OBJECTIVE
List all lines of the data that include the string "参见附录".
########
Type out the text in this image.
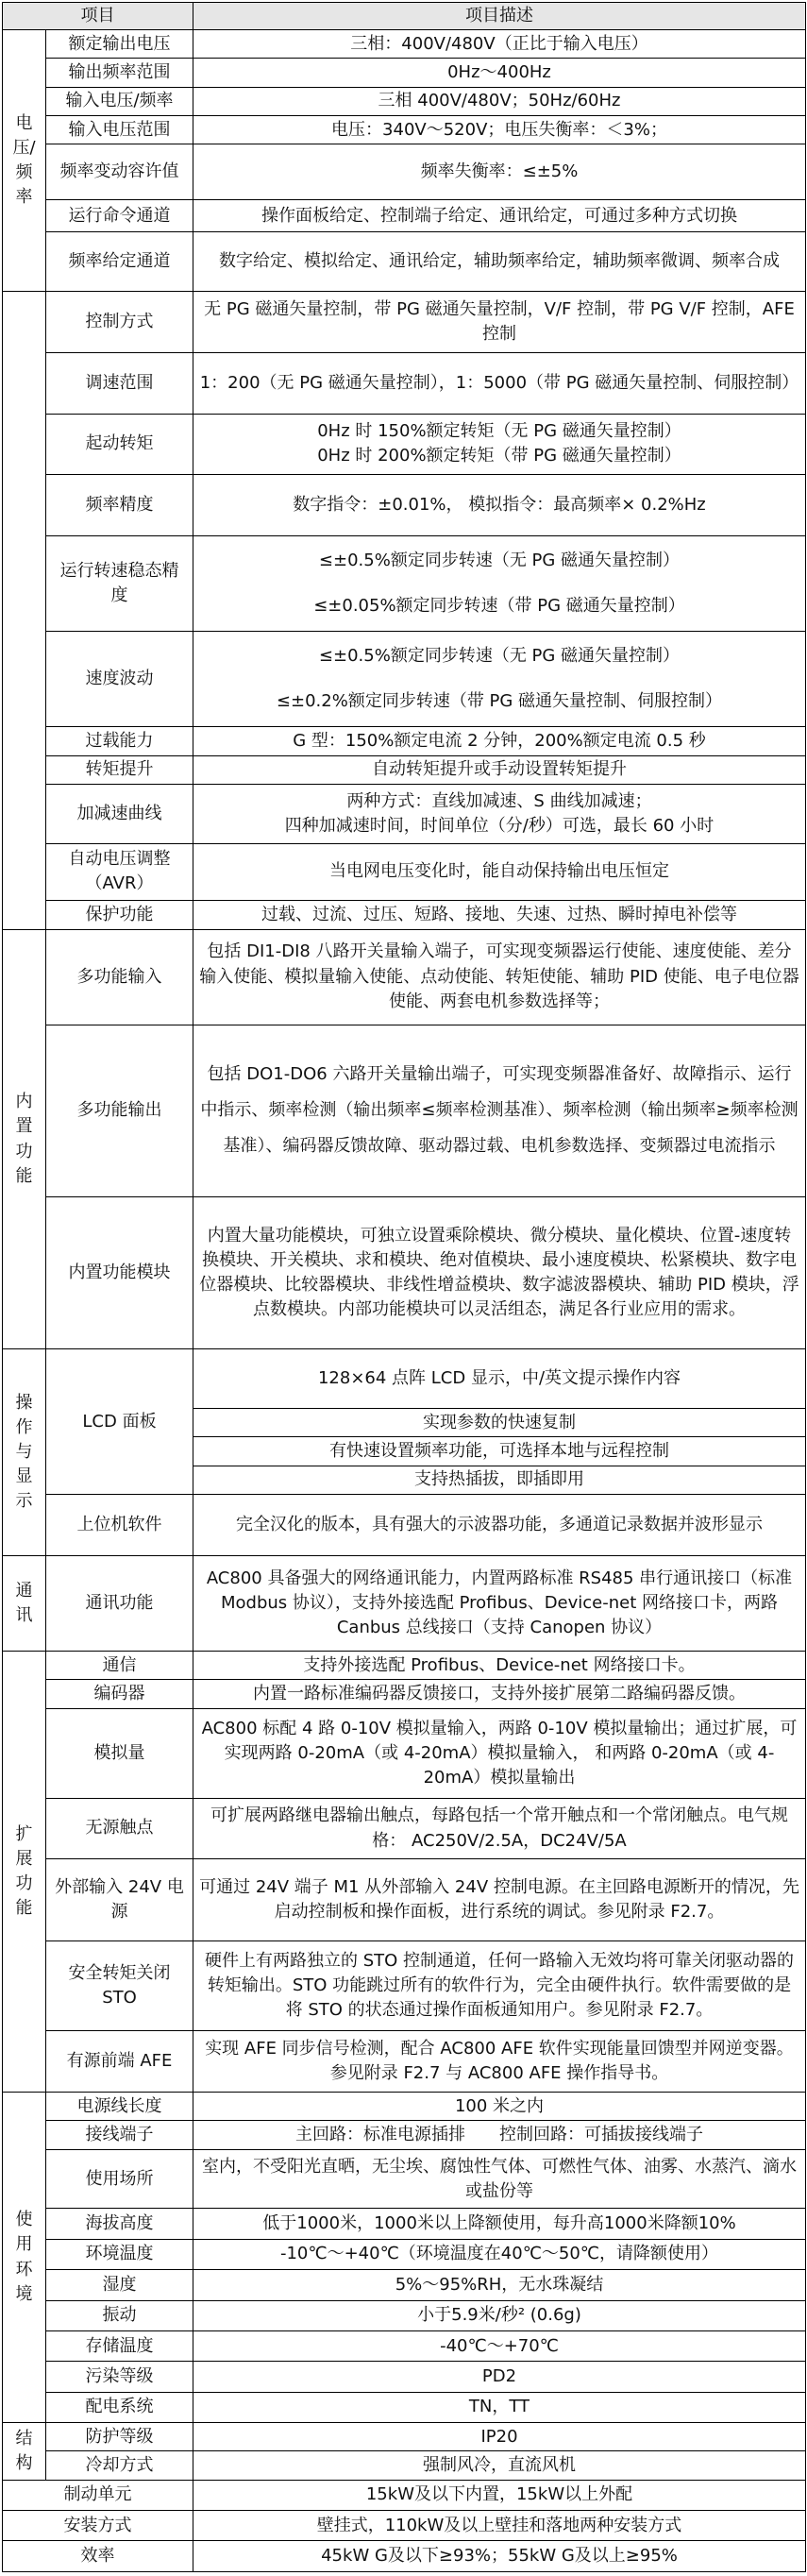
项目		项目描述
电压/频率	额定输出电压	三相：400V/480V（正比于输入电压）
	输出频率范围	0Hz～400Hz
	输入电压/频率	三相 400V/480V；50Hz/60Hz
	输入电压范围	电压：340V～520V；电压失衡率：＜3%；
	频率变动容许值	频率失衡率：≤±5%
	运行命令通道	操作面板给定、控制端子给定、通讯给定，可通过多种方式切换
	频率给定通道	数字给定、模拟给定、通讯给定，辅助频率给定，辅助频率微调、频率合成
	控制方式	无 PG 磁通矢量控制，带 PG 磁通矢量控制，V/F 控制，带 PG V/F 控制，AFE 控制
	调速范围	1：200（无 PG 磁通矢量控制），1：5000（带 PG 磁通矢量控制、伺服控制）
	起动转矩	0Hz 时 150%额定转矩（无 PG 磁通矢量控制）
0Hz 时 200%额定转矩（带 PG 磁通矢量控制）

	频率精度	数字指令：±0.01%， 模拟指令：最高频率× 0.2%Hz
	运行转速稳态精度	≤±0.5%额定同步转速（无 PG 磁通矢量控制）
≤±0.05%额定同步转速（带 PG 磁通矢量控制）

	速度波动	≤±0.5%额定同步转速（无 PG 磁通矢量控制）
≤±0.2%额定同步转速（带 PG 磁通矢量控制、伺服控制）

	过载能力	G 型：150%额定电流 2 分钟，200%额定电流 0.5 秒
	转矩提升	自动转矩提升或手动设置转矩提升
	加减速曲线	两种方式：直线加减速、S 曲线加减速；
四种加减速时间，时间单位（分/秒）可选，最长 60 小时

	自动电压调整（AVR）	当电网电压变化时，能自动保持输出电压恒定
	保护功能	过载、过流、过压、短路、接地、失速、过热、瞬时掉电补偿等
内置功能	多功能输入	包括 DI1-DI8 八路开关量输入端子，可实现变频器运行使能、速度使能、差分输入使能、模拟量输入使能、点动使能、转矩使能、辅助 PID 使能、电子电位器使能、两套电机参数选择等；
	多功能输出	包括 DO1-DO6 六路开关量输出端子，可实现变频器准备好、故障指示、运行中指示、频率检测（输出频率≤频率检测基准）、频率检测（输出频率≥频率检测基准）、编码器反馈故障、驱动器过载、电机参数选择、变频器过电流指示
	内置功能模块	内置大量功能模块，可独立设置乘除模块、微分模块、量化模块、位置-速度转换模块、开关模块、求和模块、绝对值模块、最小速度模块、松紧模块、数字电位器模块、比较器模块、非线性增益模块、数字滤波器模块、辅助 PID 模块，浮点数模块。内部功能模块可以灵活组态，满足各行业应用的需求。
操作与显示	LCD 面板	128×64 点阵 LCD 显示，中/英文提示操作内容
		实现参数的快速复制
		有快速设置频率功能，可选择本地与远程控制
		支持热插拔，即插即用
	上位机软件	完全汉化的版本，具有强大的示波器功能，多通道记录数据并波形显示
通讯	通讯功能	AC800 具备强大的网络通讯能力，内置两路标准 RS485 串行通讯接口（标准 Modbus 协议），支持外接选配 Profibus、Device-net 网络接口卡，两路 Canbus 总线接口（支持 Canopen 协议）
扩展功能	通信	支持外接选配 Profibus、Device-net 网络接口卡。
	编码器	内置一路标准编码器反馈接口，支持外接扩展第二路编码器反馈。
	模拟量	AC800 标配 4 路 0-10V 模拟量输入，两路 0-10V 模拟量输出；通过扩展，可实现两路 0-20mA（或 4-20mA）模拟量输入， 和两路 0-20mA（或 4-20mA）模拟量输出
	无源触点	可扩展两路继电器输出触点，每路包括一个常开触点和一个常闭触点。电气规格： AC250V/2.5A，DC24V/5A
	外部输入 24V 电源	可通过 24V 端子 M1 从外部输入 24V 控制电源。在主回路电源断开的情况，先启动控制板和操作面板，进行系统的调试。参见附录 F2.7。
	安全转矩关闭 STO	硬件上有两路独立的 STO 控制通道，任何一路输入无效均将可靠关闭驱动器的转矩输出。STO 功能跳过所有的软件行为，完全由硬件执行。软件需要做的是将 STO 的状态通过操作面板通知用户。参见附录 F2.7。
	有源前端 AFE	实现 AFE 同步信号检测，配合 AC800 AFE 软件实现能量回馈型并网逆变器。参见附录 F2.7 与 AC800 AFE 操作指导书。
使用环境	电源线长度	100 米之内
	接线端子	主回路：标准电源插排　　控制回路：可插拔接线端子
	使用场所	室内，不受阳光直晒，无尘埃、腐蚀性气体、可燃性气体、油雾、水蒸汽、滴水或盐份等
	海拔高度	低于1000米，1000米以上降额使用，每升高1000米降额10%
	环境温度	-10℃～+40℃（环境温度在40℃～50℃，请降额使用）
	湿度	5%～95%RH，无水珠凝结
	振动	小于5.9米/秒² (0.6g)
	存储温度	-40℃～+70℃
	污染等级	PD2
	配电系统	TN，TT
结构	防护等级	IP20
	冷却方式	强制风冷，直流风机
制动单元		15kW及以下内置，15kW以上外配
安装方式		壁挂式，110kW及以上壁挂和落地两种安装方式
效率		45kW G及以下≥93%；55kW G及以上≥95%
########
THE RESPONSE
	外部输入 24V 电源	可通过 24V 端子 M1 从外部输入 24V 控制电源。在主回路电源断开的情况，先启动控制板和操作面板，进行系统的调试。参见附录 F2.7。
	安全转矩关闭 STO	硬件上有两路独立的 STO 控制通道，任何一路输入无效均将可靠关闭驱动器的转矩输出。STO 功能跳过所有的软件行为，完全由硬件执行。软件需要做的是将 STO 的状态通过操作面板通知用户。参见附录 F2.7。
	有源前端 AFE	实现 AFE 同步信号检测，配合 AC800 AFE 软件实现能量回馈型并网逆变器。参见附录 F2.7 与 AC800 AFE 操作指导书。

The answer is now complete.